(Esercizio assegnato): Riporta tutte le righe sostituendo "Check now" con "Run check" e senza modificare nient'altro.

(I dati):
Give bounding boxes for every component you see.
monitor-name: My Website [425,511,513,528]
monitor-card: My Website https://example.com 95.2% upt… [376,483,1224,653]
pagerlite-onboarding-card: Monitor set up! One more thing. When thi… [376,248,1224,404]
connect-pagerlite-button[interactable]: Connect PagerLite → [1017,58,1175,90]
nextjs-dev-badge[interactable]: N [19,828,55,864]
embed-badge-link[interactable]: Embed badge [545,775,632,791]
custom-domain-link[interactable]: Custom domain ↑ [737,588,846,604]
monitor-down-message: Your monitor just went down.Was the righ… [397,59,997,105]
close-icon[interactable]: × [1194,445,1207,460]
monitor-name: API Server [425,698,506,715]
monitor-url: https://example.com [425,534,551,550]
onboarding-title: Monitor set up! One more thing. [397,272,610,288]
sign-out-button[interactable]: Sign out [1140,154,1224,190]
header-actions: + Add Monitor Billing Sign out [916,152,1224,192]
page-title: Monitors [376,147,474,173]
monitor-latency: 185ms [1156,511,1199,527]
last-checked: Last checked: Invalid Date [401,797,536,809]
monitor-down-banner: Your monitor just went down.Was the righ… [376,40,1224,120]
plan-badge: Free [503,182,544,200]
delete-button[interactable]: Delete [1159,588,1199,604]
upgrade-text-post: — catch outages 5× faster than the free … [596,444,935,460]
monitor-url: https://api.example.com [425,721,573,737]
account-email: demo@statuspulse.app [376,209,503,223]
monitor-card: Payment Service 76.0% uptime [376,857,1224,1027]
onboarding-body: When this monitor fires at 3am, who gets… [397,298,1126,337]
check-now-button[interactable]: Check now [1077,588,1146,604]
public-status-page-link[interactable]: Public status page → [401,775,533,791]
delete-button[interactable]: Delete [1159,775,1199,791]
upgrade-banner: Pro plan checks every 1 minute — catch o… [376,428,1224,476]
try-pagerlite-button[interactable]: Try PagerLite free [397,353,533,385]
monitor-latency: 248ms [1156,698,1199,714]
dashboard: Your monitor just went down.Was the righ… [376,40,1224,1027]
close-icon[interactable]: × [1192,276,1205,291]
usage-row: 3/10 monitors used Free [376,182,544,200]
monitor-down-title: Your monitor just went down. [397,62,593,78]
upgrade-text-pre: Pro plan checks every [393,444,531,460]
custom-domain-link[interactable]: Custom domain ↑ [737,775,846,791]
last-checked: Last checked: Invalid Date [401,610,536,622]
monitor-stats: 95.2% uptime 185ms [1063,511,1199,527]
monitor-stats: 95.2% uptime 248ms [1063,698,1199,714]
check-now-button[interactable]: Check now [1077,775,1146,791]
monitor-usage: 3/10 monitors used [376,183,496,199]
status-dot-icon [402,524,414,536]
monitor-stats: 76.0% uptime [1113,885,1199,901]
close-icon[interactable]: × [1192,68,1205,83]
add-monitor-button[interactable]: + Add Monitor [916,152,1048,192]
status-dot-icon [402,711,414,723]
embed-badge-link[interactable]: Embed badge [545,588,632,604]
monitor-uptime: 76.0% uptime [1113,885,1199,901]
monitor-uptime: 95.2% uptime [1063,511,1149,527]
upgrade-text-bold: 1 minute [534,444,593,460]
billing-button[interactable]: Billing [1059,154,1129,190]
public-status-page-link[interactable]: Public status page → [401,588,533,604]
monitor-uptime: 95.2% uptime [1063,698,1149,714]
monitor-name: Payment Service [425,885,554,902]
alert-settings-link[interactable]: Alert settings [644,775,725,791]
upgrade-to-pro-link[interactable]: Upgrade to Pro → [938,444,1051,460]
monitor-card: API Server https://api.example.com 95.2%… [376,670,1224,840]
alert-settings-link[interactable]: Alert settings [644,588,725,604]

(Risposta completa):
Give bounding boxes for every component you see.
monitor-name: My Website [425,511,513,528]
monitor-card: My Website https://example.com 95.2% upt… [376,483,1224,653]
pagerlite-onboarding-card: Monitor set up! One more thing. When thi… [376,248,1224,404]
connect-pagerlite-button[interactable]: Connect PagerLite → [1017,58,1175,90]
nextjs-dev-badge[interactable]: N [19,828,55,864]
embed-badge-link[interactable]: Embed badge [545,775,632,791]
custom-domain-link[interactable]: Custom domain ↑ [737,588,846,604]
monitor-down-message: Your monitor just went down.Was the righ… [397,59,997,105]
close-icon[interactable]: × [1194,445,1207,460]
monitor-name: API Server [425,698,506,715]
monitor-url: https://example.com [425,534,551,550]
onboarding-title: Monitor set up! One more thing. [397,272,610,288]
sign-out-button[interactable]: Sign out [1140,154,1224,190]
header-actions: + Add Monitor Billing Sign out [916,152,1224,192]
page-title: Monitors [376,147,474,173]
monitor-latency: 185ms [1156,511,1199,527]
last-checked: Last checked: Invalid Date [401,797,536,809]
monitor-down-banner: Your monitor just went down.Was the righ… [376,40,1224,120]
plan-badge: Free [503,182,544,200]
delete-button[interactable]: Delete [1159,588,1199,604]
upgrade-text-post: — catch outages 5× faster than the free … [596,444,935,460]
monitor-url: https://api.example.com [425,721,573,737]
account-email: demo@statuspulse.app [376,209,503,223]
monitor-card: Payment Service 76.0% uptime [376,857,1224,1027]
onboarding-body: When this monitor fires at 3am, who gets… [397,298,1126,337]
check-now-button[interactable]: Run check [1077,588,1146,604]
public-status-page-link[interactable]: Public status page → [401,775,533,791]
delete-button[interactable]: Delete [1159,775,1199,791]
upgrade-banner: Pro plan checks every 1 minute — catch o… [376,428,1224,476]
try-pagerlite-button[interactable]: Try PagerLite free [397,353,533,385]
monitor-latency: 248ms [1156,698,1199,714]
dashboard: Your monitor just went down.Was the righ… [376,40,1224,1027]
close-icon[interactable]: × [1192,276,1205,291]
usage-row: 3/10 monitors used Free [376,182,544,200]
monitor-down-title: Your monitor just went down. [397,62,593,78]
upgrade-text-pre: Pro plan checks every [393,444,531,460]
custom-domain-link[interactable]: Custom domain ↑ [737,775,846,791]
last-checked: Last checked: Invalid Date [401,610,536,622]
monitor-stats: 95.2% uptime 185ms [1063,511,1199,527]
monitor-stats: 95.2% uptime 248ms [1063,698,1199,714]
check-now-button[interactable]: Run check [1077,775,1146,791]
monitor-usage: 3/10 monitors used [376,183,496,199]
status-dot-icon [402,524,414,536]
monitor-stats: 76.0% uptime [1113,885,1199,901]
close-icon[interactable]: × [1192,68,1205,83]
add-monitor-button[interactable]: + Add Monitor [916,152,1048,192]
status-dot-icon [402,711,414,723]
embed-badge-link[interactable]: Embed badge [545,588,632,604]
monitor-uptime: 76.0% uptime [1113,885,1199,901]
monitor-uptime: 95.2% uptime [1063,511,1149,527]
upgrade-text-bold: 1 minute [534,444,593,460]
billing-button[interactable]: Billing [1059,154,1129,190]
public-status-page-link[interactable]: Public status page → [401,588,533,604]
monitor-uptime: 95.2% uptime [1063,698,1149,714]
monitor-name: Payment Service [425,885,554,902]
alert-settings-link[interactable]: Alert settings [644,775,725,791]
upgrade-to-pro-link[interactable]: Upgrade to Pro → [938,444,1051,460]
monitor-card: API Server https://api.example.com 95.2%… [376,670,1224,840]
alert-settings-link[interactable]: Alert settings [644,588,725,604]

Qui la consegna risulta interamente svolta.